* GIVEN INSTRUCTION *
Lines containing the word "price" should be extracted in full.

--- Begin GIVEN INFORMATION ---

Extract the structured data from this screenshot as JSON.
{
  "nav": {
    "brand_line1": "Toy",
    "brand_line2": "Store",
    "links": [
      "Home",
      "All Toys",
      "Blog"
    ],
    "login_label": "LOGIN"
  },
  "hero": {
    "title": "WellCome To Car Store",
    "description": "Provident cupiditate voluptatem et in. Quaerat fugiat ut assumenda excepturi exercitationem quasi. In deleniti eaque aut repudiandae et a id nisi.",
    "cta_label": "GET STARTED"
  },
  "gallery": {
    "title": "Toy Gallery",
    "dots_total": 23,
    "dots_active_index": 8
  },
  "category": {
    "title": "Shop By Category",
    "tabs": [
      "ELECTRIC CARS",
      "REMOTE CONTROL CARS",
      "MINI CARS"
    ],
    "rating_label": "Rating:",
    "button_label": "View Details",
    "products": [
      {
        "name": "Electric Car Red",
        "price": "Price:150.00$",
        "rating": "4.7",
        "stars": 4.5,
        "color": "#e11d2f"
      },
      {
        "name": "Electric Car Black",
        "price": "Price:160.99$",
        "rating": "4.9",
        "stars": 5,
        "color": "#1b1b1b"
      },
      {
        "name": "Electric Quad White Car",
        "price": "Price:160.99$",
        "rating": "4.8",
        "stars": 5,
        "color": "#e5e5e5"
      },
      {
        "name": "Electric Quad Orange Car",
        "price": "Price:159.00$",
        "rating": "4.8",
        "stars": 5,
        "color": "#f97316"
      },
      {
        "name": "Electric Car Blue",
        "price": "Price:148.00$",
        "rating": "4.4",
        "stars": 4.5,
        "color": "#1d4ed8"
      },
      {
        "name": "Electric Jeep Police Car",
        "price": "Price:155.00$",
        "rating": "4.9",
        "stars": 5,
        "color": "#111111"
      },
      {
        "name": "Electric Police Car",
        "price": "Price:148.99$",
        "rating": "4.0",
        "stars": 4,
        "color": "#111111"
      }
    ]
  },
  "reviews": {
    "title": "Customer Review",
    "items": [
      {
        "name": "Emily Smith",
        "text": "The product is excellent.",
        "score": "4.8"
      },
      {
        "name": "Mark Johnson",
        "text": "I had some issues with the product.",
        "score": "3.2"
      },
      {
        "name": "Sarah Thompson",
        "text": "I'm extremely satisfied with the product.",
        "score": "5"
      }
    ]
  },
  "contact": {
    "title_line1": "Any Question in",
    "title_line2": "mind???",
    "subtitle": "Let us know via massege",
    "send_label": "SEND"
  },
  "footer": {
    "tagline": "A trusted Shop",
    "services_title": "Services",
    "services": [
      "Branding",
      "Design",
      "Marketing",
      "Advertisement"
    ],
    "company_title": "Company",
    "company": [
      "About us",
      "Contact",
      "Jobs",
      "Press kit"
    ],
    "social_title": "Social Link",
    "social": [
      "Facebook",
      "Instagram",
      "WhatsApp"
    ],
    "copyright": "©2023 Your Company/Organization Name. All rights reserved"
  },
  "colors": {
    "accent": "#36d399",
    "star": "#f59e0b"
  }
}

--- End GIVEN INFORMATION ---

* FINAL RESULT *
        "price": "Price:150.00$",
        "price": "Price:160.99$",
        "price": "Price:160.99$",
        "price": "Price:159.00$",
        "price": "Price:148.00$",
        "price": "Price:155.00$",
        "price": "Price:148.99$",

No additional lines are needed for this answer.